Could you rewrite the entries from the start through the line with "y-tick-label-base: 10 [41,144,54,156]", renaming "y-tick-label-exponent" to "y-tick-exponent" and leaving everything else unchanged?

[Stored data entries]
>>

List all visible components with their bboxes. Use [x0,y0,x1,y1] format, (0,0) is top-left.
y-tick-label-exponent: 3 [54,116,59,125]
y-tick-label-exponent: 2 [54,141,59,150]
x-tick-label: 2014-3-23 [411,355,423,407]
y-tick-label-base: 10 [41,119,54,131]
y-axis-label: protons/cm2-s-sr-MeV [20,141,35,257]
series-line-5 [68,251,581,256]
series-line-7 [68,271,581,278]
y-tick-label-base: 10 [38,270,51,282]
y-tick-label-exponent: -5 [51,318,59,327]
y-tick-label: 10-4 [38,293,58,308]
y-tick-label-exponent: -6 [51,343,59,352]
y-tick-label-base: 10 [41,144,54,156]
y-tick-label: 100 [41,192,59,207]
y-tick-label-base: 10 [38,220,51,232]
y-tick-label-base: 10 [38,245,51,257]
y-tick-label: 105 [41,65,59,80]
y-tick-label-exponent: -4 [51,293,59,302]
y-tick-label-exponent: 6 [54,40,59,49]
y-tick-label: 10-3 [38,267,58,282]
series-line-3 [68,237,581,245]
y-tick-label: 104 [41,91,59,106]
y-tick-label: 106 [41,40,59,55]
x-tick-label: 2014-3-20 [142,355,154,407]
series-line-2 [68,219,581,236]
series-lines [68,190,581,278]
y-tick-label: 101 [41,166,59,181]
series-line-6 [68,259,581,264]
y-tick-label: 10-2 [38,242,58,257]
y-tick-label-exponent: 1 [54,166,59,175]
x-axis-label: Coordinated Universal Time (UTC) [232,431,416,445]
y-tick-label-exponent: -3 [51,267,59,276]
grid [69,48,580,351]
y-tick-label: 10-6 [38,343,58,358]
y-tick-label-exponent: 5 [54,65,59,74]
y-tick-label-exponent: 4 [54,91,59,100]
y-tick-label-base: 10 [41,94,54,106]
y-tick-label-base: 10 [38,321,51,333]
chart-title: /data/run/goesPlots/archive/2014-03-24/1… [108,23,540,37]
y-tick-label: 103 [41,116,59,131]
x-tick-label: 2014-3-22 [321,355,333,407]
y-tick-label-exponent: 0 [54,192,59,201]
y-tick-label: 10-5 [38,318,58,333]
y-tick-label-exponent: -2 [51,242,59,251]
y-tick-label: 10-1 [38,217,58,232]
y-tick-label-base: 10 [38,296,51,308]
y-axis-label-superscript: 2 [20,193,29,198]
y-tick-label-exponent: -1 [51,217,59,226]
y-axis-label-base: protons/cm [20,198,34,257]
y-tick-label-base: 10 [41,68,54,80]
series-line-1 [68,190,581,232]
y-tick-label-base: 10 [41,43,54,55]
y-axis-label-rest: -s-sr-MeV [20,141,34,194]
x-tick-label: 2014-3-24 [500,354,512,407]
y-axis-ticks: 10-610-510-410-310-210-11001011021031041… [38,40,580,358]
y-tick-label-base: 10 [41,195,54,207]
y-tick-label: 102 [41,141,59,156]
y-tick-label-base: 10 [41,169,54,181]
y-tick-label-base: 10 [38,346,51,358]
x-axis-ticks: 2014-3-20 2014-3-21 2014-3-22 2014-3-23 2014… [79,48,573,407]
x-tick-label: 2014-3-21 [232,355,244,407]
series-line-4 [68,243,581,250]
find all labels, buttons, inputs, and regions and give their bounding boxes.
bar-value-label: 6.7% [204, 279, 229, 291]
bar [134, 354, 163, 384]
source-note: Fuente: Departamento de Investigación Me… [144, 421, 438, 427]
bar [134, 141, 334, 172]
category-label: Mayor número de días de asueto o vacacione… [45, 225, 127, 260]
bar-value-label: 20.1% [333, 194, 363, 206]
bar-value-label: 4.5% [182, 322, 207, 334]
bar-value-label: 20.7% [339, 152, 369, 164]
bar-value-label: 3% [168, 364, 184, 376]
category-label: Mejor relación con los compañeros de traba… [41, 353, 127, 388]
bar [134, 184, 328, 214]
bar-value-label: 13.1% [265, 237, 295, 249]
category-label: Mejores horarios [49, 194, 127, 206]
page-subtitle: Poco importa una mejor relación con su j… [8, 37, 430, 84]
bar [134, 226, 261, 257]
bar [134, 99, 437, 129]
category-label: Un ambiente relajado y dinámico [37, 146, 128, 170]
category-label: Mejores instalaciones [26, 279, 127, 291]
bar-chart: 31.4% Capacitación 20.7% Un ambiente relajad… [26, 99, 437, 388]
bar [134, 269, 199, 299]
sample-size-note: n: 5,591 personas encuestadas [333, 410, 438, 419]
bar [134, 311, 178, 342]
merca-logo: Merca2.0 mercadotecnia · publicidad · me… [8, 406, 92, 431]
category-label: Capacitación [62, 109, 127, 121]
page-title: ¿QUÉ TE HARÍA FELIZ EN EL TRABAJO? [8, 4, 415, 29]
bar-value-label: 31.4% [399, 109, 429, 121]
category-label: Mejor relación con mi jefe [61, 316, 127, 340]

<<

= Task solution =
List all visible components with their bboxes. Use [x0,y0,x1,y1] format, (0,0) is top-left.
y-tick-exponent: 3 [54,116,59,125]
y-tick-exponent: 2 [54,141,59,150]
x-tick-label: 2014-3-23 [411,355,423,407]
y-tick-label-base: 10 [41,119,54,131]
y-axis-label: protons/cm2-s-sr-MeV [20,141,35,257]
series-line-5 [68,251,581,256]
series-line-7 [68,271,581,278]
y-tick-label-base: 10 [38,270,51,282]
y-tick-exponent: -5 [51,318,59,327]
y-tick-label: 10-4 [38,293,58,308]
y-tick-exponent: -6 [51,343,59,352]
y-tick-label-base: 10 [41,144,54,156]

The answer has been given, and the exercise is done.